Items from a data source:
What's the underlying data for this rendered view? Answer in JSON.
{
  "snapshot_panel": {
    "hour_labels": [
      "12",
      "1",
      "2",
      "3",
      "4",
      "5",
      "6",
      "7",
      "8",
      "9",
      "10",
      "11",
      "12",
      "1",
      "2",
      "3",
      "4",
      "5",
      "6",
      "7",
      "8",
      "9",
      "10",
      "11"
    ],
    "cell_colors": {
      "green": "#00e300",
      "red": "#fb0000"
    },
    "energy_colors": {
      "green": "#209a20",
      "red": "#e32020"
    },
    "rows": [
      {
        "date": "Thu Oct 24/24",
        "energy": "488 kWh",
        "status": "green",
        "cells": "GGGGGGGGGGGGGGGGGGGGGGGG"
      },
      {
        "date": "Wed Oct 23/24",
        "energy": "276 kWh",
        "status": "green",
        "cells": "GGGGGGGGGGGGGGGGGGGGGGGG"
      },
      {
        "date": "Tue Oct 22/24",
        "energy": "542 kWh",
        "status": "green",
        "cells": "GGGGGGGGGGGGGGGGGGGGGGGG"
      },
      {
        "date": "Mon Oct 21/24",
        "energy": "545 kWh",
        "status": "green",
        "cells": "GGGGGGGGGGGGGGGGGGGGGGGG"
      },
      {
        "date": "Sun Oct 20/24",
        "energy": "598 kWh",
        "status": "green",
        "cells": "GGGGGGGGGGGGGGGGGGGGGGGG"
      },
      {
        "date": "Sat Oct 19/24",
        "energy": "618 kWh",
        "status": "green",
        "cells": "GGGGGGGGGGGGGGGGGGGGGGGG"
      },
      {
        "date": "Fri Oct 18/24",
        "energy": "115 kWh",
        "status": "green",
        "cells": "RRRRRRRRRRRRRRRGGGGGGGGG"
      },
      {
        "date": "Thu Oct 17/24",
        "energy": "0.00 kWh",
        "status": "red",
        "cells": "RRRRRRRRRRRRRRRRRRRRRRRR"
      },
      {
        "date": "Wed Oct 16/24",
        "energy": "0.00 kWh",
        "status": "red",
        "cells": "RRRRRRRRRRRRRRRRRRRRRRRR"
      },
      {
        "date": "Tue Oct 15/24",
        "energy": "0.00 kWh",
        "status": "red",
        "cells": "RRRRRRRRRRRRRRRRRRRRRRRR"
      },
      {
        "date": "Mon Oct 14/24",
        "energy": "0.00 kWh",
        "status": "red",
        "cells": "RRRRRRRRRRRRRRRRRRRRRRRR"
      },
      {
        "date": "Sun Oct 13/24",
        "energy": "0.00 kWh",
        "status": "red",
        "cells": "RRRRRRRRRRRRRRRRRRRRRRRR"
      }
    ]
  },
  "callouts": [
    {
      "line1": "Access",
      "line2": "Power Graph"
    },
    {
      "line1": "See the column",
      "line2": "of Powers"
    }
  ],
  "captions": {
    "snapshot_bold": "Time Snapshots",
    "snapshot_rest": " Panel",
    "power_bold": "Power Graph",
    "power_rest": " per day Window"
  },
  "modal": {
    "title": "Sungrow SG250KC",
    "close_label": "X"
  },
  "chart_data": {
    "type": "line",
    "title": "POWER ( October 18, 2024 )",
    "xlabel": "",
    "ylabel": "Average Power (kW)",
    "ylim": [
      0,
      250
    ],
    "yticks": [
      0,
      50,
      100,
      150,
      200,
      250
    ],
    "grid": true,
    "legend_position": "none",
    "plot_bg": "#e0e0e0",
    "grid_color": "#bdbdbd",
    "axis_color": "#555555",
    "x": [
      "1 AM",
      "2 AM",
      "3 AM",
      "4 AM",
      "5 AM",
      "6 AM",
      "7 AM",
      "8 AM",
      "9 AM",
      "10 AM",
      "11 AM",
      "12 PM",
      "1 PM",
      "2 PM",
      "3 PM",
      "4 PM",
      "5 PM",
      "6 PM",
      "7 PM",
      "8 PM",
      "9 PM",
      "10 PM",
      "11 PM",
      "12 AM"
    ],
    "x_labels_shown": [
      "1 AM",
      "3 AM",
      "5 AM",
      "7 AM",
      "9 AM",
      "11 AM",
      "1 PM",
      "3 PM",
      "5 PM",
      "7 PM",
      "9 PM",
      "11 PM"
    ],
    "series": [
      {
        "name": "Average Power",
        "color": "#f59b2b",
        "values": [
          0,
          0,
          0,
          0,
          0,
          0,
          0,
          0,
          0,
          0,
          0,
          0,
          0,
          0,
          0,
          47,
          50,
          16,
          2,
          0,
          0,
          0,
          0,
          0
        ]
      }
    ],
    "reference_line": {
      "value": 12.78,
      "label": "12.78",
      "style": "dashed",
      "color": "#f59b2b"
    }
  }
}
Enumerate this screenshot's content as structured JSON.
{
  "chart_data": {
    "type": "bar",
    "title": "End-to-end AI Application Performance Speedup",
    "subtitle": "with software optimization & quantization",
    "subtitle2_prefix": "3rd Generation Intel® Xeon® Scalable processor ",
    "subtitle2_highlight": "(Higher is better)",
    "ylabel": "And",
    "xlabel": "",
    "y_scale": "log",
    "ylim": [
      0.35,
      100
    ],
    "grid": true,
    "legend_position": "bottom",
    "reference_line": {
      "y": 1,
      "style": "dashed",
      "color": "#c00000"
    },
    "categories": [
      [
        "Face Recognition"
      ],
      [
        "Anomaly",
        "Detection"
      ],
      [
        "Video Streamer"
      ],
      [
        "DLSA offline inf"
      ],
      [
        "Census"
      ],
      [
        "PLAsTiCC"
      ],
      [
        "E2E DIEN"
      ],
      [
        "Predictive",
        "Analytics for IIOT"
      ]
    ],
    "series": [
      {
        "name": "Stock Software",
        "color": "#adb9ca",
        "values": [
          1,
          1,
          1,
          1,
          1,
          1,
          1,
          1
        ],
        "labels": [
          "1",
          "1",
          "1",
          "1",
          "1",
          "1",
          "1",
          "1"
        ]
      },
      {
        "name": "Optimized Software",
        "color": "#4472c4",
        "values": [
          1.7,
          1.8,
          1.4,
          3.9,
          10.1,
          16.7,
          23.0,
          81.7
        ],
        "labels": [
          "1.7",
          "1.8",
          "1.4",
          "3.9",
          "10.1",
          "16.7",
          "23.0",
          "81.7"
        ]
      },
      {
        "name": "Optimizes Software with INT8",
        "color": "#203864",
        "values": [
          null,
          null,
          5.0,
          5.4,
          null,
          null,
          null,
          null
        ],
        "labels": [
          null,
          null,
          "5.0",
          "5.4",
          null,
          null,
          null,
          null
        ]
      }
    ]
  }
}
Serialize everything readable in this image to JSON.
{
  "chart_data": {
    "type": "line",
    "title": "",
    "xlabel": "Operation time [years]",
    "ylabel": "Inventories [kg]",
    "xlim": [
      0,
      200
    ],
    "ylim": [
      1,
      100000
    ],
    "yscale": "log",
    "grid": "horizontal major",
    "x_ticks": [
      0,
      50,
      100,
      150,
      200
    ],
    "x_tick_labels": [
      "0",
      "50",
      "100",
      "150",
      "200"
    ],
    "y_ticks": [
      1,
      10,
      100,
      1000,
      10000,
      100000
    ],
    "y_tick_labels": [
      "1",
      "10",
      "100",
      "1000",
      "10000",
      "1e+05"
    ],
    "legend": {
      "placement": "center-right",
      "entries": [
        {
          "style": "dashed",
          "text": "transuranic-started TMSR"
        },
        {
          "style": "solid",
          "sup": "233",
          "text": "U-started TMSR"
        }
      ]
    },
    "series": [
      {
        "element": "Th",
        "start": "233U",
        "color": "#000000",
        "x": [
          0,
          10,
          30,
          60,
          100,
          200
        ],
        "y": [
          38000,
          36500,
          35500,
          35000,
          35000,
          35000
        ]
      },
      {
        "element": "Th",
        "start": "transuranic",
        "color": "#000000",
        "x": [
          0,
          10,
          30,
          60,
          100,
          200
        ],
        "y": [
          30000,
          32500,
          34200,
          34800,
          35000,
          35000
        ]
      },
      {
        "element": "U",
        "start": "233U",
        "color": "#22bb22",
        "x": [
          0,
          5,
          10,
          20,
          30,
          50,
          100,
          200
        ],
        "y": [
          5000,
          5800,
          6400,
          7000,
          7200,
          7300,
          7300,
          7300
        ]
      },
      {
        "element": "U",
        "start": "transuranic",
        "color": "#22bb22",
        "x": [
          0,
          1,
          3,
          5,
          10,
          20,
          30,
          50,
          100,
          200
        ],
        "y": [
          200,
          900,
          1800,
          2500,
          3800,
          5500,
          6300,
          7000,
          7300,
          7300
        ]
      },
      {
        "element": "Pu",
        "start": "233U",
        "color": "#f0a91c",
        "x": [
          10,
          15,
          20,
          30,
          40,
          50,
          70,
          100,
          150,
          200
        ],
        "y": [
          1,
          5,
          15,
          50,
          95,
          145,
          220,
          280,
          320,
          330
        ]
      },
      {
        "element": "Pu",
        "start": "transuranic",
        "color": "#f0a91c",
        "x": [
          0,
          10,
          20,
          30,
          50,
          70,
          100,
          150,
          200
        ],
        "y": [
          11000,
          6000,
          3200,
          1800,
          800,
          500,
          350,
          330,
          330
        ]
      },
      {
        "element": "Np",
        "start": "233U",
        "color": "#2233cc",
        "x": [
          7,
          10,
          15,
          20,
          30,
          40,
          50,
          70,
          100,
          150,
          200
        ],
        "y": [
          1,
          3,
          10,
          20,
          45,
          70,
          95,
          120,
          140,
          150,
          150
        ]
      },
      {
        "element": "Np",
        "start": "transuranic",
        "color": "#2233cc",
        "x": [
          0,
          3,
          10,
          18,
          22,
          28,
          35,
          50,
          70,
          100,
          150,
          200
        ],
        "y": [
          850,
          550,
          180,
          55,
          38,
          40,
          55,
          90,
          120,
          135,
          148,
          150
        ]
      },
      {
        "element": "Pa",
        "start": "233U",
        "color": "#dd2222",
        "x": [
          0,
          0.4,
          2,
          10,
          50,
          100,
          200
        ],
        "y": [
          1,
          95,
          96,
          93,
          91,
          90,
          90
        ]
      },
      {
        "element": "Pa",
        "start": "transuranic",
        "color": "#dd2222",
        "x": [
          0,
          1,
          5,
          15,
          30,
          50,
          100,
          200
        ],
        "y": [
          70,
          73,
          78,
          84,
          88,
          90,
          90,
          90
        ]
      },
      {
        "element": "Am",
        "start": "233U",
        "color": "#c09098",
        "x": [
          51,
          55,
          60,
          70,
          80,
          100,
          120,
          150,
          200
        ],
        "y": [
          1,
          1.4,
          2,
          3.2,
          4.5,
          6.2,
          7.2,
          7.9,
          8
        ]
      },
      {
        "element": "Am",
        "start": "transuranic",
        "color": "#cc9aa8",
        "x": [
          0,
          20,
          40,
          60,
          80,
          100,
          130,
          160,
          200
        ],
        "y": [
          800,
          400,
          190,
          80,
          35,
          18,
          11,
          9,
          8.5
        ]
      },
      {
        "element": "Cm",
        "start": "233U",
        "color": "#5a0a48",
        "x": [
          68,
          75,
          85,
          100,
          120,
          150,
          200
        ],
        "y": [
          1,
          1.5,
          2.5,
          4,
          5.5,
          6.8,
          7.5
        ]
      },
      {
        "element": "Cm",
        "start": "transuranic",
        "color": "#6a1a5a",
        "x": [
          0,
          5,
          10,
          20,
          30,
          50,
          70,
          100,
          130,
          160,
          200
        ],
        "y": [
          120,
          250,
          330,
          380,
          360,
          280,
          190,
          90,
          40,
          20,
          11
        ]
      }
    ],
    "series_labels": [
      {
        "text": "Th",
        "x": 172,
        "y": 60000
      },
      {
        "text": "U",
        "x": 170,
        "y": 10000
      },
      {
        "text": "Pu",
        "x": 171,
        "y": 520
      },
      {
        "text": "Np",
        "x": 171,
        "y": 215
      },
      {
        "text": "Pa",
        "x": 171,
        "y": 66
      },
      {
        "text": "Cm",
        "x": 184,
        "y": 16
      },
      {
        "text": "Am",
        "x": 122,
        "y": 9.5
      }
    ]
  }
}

Task brief: Using the records above, find and show each line with the string "Average".

Written answer:
    "ylabel": "Average Power (kW)",
        "name": "Average Power",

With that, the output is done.